* _Exercise input_:
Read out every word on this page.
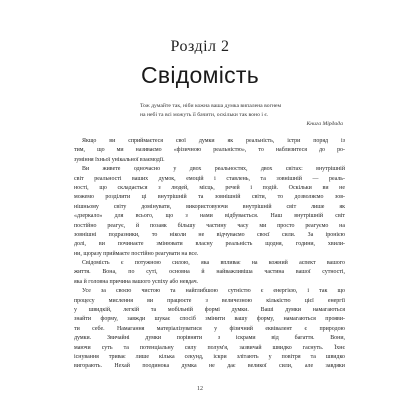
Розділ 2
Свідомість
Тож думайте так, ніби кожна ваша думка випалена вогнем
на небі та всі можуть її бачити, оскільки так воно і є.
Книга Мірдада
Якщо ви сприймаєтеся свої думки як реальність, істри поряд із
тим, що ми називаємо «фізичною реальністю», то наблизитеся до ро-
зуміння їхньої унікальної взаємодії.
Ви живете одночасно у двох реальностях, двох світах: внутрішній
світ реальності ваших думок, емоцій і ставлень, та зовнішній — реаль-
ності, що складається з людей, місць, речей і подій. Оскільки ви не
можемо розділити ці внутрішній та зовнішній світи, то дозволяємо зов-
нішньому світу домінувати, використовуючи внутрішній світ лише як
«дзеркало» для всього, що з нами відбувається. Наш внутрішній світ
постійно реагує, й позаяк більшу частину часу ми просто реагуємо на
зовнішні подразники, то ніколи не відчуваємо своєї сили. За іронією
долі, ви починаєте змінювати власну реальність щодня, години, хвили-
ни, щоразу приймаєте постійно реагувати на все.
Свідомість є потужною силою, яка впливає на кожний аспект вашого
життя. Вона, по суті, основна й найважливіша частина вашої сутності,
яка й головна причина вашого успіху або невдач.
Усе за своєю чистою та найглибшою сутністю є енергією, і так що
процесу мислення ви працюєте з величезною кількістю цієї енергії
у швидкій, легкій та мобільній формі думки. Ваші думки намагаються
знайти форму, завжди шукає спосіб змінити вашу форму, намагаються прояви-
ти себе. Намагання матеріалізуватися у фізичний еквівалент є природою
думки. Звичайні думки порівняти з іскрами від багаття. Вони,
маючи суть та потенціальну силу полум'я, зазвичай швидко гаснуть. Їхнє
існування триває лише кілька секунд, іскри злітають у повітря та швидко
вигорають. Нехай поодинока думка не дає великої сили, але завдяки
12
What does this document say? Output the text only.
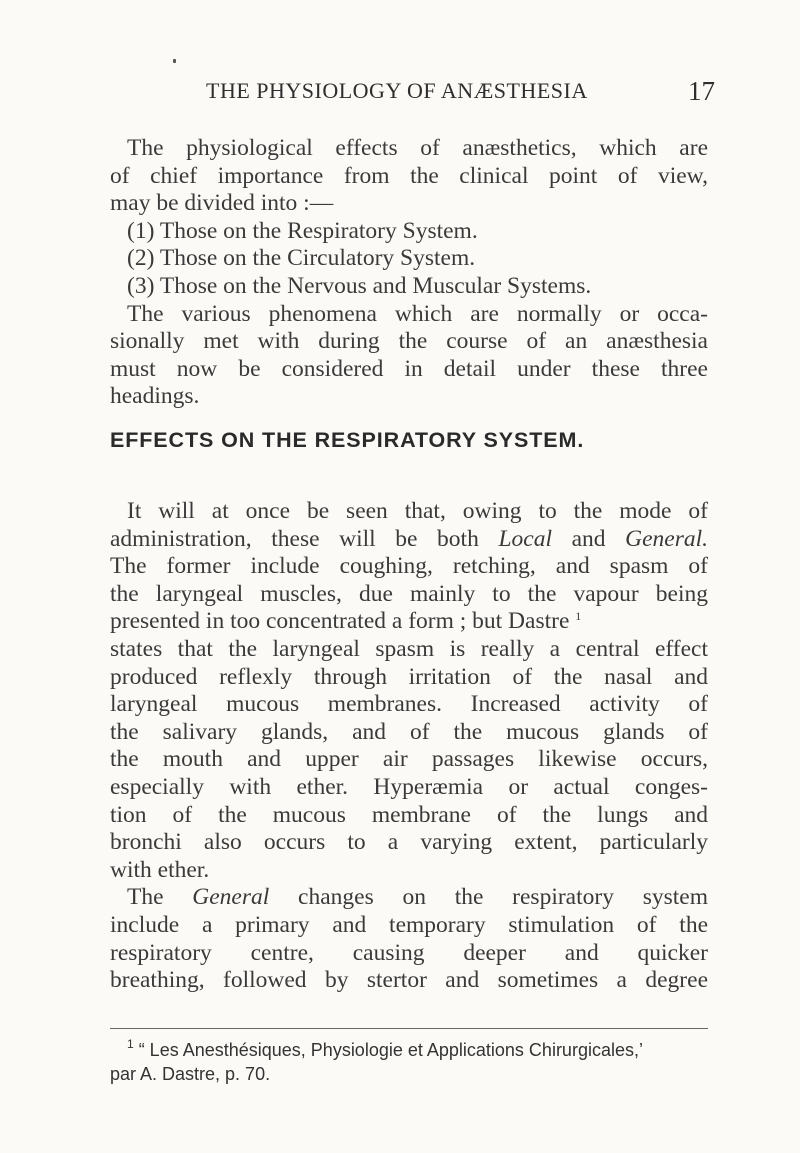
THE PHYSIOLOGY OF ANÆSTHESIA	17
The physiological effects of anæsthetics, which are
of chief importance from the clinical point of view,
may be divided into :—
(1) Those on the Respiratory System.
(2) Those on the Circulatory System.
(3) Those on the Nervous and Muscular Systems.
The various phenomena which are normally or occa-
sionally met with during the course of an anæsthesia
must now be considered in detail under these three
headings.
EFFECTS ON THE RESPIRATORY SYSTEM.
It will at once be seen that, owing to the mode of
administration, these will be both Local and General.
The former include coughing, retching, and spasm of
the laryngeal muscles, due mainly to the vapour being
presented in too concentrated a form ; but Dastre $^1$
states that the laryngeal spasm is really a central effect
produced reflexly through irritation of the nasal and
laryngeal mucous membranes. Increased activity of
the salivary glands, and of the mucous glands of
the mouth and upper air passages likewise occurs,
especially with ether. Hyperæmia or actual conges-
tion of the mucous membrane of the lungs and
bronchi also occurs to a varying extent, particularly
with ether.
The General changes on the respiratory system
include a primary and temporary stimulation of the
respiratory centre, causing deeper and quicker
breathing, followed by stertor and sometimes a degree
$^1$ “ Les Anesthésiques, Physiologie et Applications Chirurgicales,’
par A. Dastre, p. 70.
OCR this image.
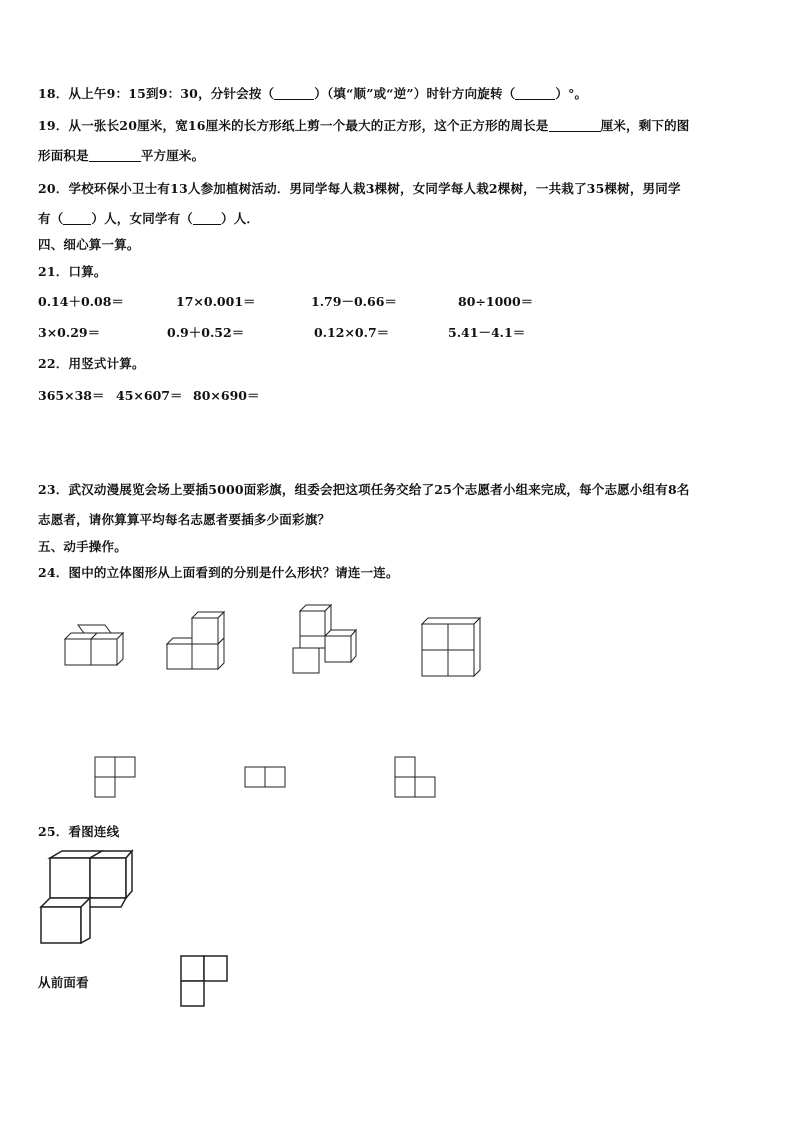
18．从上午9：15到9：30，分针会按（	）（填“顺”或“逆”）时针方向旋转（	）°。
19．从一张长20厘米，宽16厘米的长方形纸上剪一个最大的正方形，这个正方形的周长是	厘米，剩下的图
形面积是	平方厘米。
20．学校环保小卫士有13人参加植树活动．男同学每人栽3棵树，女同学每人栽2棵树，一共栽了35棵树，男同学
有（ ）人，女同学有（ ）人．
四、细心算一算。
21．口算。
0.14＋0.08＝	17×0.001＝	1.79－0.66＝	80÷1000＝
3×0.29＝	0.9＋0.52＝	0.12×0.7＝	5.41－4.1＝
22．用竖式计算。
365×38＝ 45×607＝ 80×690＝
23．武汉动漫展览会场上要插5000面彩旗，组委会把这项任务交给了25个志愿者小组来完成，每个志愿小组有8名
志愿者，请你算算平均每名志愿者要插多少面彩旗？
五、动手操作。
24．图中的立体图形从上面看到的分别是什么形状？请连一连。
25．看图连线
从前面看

* _Task to complete_:
Beginning with the line that contains "OCR this image.", repeat every remaining line of the data exactly, the last line included, and omit pictures.

* _Solution to the exercise_:
OCR this image.
18．从上午9：15到9：30，分针会按（	）（填“顺”或“逆”）时针方向旋转（	）°。
19．从一张长20厘米，宽16厘米的长方形纸上剪一个最大的正方形，这个正方形的周长是	厘米，剩下的图
形面积是	平方厘米。
20．学校环保小卫士有13人参加植树活动．男同学每人栽3棵树，女同学每人栽2棵树，一共栽了35棵树，男同学
有（ ）人，女同学有（ ）人．
四、细心算一算。
21．口算。
0.14＋0.08＝	17×0.001＝	1.79－0.66＝	80÷1000＝
3×0.29＝	0.9＋0.52＝	0.12×0.7＝	5.41－4.1＝
22．用竖式计算。
365×38＝ 45×607＝ 80×690＝
23．武汉动漫展览会场上要插5000面彩旗，组委会把这项任务交给了25个志愿者小组来完成，每个志愿小组有8名
志愿者，请你算算平均每名志愿者要插多少面彩旗？
五、动手操作。
24．图中的立体图形从上面看到的分别是什么形状？请连一连。
25．看图连线
从前面看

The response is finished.